Items listed in a dataset
####
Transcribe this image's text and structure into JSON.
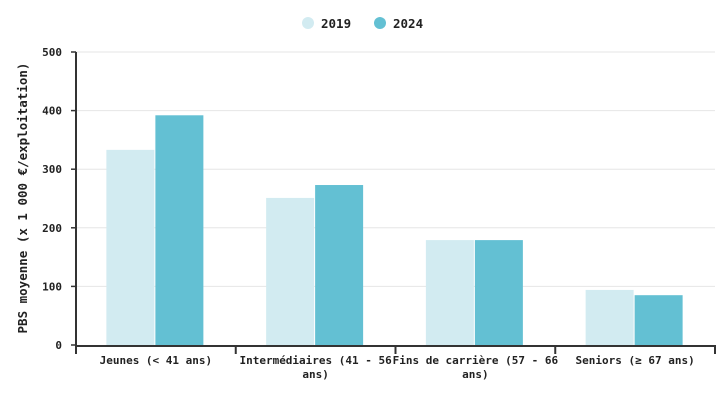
{
  "chart_data": {
    "type": "bar",
    "title": "",
    "xlabel": "",
    "ylabel": "PBS moyenne (x 1 000 €/exploitation)",
    "ylim": [
      0,
      500
    ],
    "yticks": [
      "0",
      "100",
      "200",
      "300",
      "400",
      "500"
    ],
    "grid": true,
    "legend_position": "top",
    "categories": [
      [
        "Jeunes (< 41 ans)"
      ],
      [
        "Intermédiaires (41 - 56",
        "ans)"
      ],
      [
        "Fins de carrière (57 - 66",
        "ans)"
      ],
      [
        "Seniors (≥ 67 ans)"
      ]
    ],
    "series": [
      {
        "name": "2019",
        "color": "#d2ebf1",
        "values": [
          333,
          251,
          179,
          94
        ]
      },
      {
        "name": "2024",
        "color": "#63c0d3",
        "values": [
          392,
          273,
          179,
          85
        ]
      }
    ]
  }
}
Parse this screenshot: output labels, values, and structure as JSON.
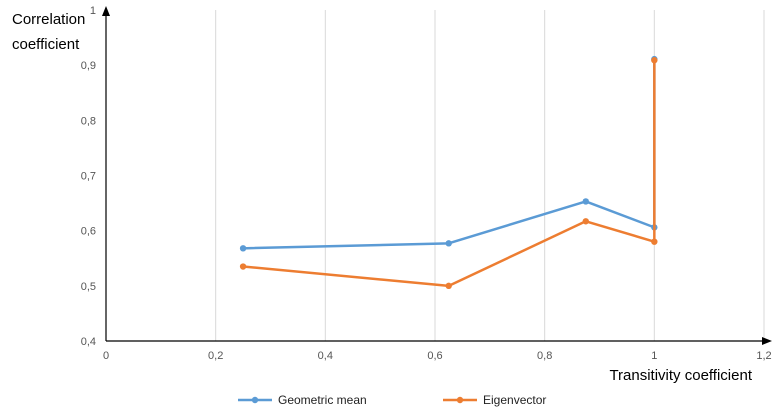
{
  "chart_data": {
    "type": "line",
    "ylabel_line1": "Correlation",
    "ylabel_line2": "coefficient",
    "xlabel": "Transitivity coefficient",
    "xlim": [
      0,
      1.2
    ],
    "ylim": [
      0.4,
      1
    ],
    "xticks": [
      "0",
      "0,2",
      "0,4",
      "0,6",
      "0,8",
      "1",
      "1,2"
    ],
    "yticks": [
      "0,4",
      "0,5",
      "0,6",
      "0,7",
      "0,8",
      "0,9",
      "1"
    ],
    "grid": "vertical",
    "legend_position": "bottom",
    "series": [
      {
        "name": "Geometric mean",
        "color": "#5B9BD5",
        "points": [
          {
            "x": 0.25,
            "y": 0.568
          },
          {
            "x": 0.625,
            "y": 0.577
          },
          {
            "x": 0.875,
            "y": 0.653
          },
          {
            "x": 1.0,
            "y": 0.606
          },
          {
            "x": 1.0,
            "y": 0.911
          }
        ]
      },
      {
        "name": "Eigenvector",
        "color": "#ED7D31",
        "points": [
          {
            "x": 0.25,
            "y": 0.535
          },
          {
            "x": 0.625,
            "y": 0.5
          },
          {
            "x": 0.875,
            "y": 0.617
          },
          {
            "x": 1.0,
            "y": 0.58
          },
          {
            "x": 1.0,
            "y": 0.909
          }
        ]
      }
    ]
  }
}
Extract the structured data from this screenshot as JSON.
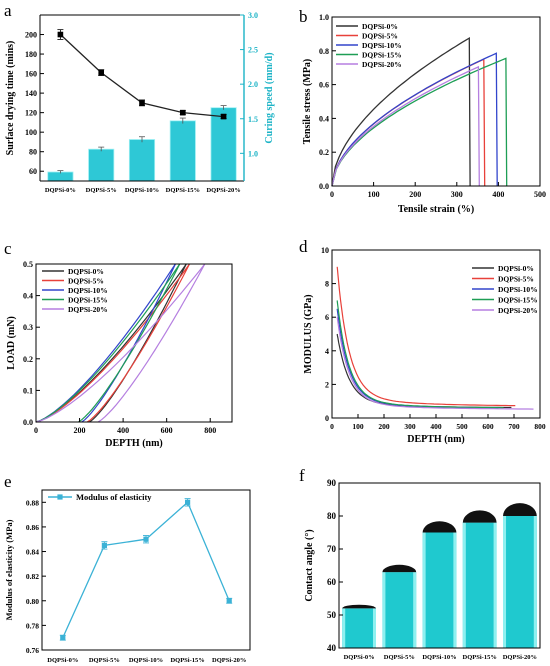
####
--- Prompt ---
Leave out the pictures and restate everything else word for word.

--- Solution for this exercise ---
Transcribe this image's text and structure into JSON.
{
  "chart_data": {
    "type": "bar",
    "title": "",
    "xlabel": "",
    "ylabel": "PBS moyenne (x 1 000 €/exploitation)",
    "ylim": [
      0,
      500
    ],
    "yticks": [
      "0",
      "100",
      "200",
      "300",
      "400",
      "500"
    ],
    "grid": true,
    "legend_position": "top",
    "categories": [
      [
        "Jeunes (< 41 ans)"
      ],
      [
        "Intermédiaires (41 - 56",
        "ans)"
      ],
      [
        "Fins de carrière (57 - 66",
        "ans)"
      ],
      [
        "Seniors (≥ 67 ans)"
      ]
    ],
    "series": [
      {
        "name": "2019",
        "color": "#d2ebf1",
        "values": [
          333,
          251,
          179,
          94
        ]
      },
      {
        "name": "2024",
        "color": "#63c0d3",
        "values": [
          392,
          273,
          179,
          85
        ]
      }
    ]
  }
}
Parse this screenshot: output labels, values, and structure as JSON.
{
  "chart_data": {
    "type": "line",
    "ylabel_line1": "Correlation",
    "ylabel_line2": "coefficient",
    "xlabel": "Transitivity coefficient",
    "xlim": [
      0,
      1.2
    ],
    "ylim": [
      0.4,
      1
    ],
    "xticks": [
      "0",
      "0,2",
      "0,4",
      "0,6",
      "0,8",
      "1",
      "1,2"
    ],
    "yticks": [
      "0,4",
      "0,5",
      "0,6",
      "0,7",
      "0,8",
      "0,9",
      "1"
    ],
    "grid": "vertical",
    "legend_position": "bottom",
    "series": [
      {
        "name": "Geometric mean",
        "color": "#5B9BD5",
        "points": [
          {
            "x": 0.25,
            "y": 0.568
          },
          {
            "x": 0.625,
            "y": 0.577
          },
          {
            "x": 0.875,
            "y": 0.653
          },
          {
            "x": 1.0,
            "y": 0.606
          },
          {
            "x": 1.0,
            "y": 0.911
          }
        ]
      },
      {
        "name": "Eigenvector",
        "color": "#ED7D31",
        "points": [
          {
            "x": 0.25,
            "y": 0.535
          },
          {
            "x": 0.625,
            "y": 0.5
          },
          {
            "x": 0.875,
            "y": 0.617
          },
          {
            "x": 1.0,
            "y": 0.58
          },
          {
            "x": 1.0,
            "y": 0.909
          }
        ]
      }
    ]
  }
}
Extract the structured data from this screenshot as JSON.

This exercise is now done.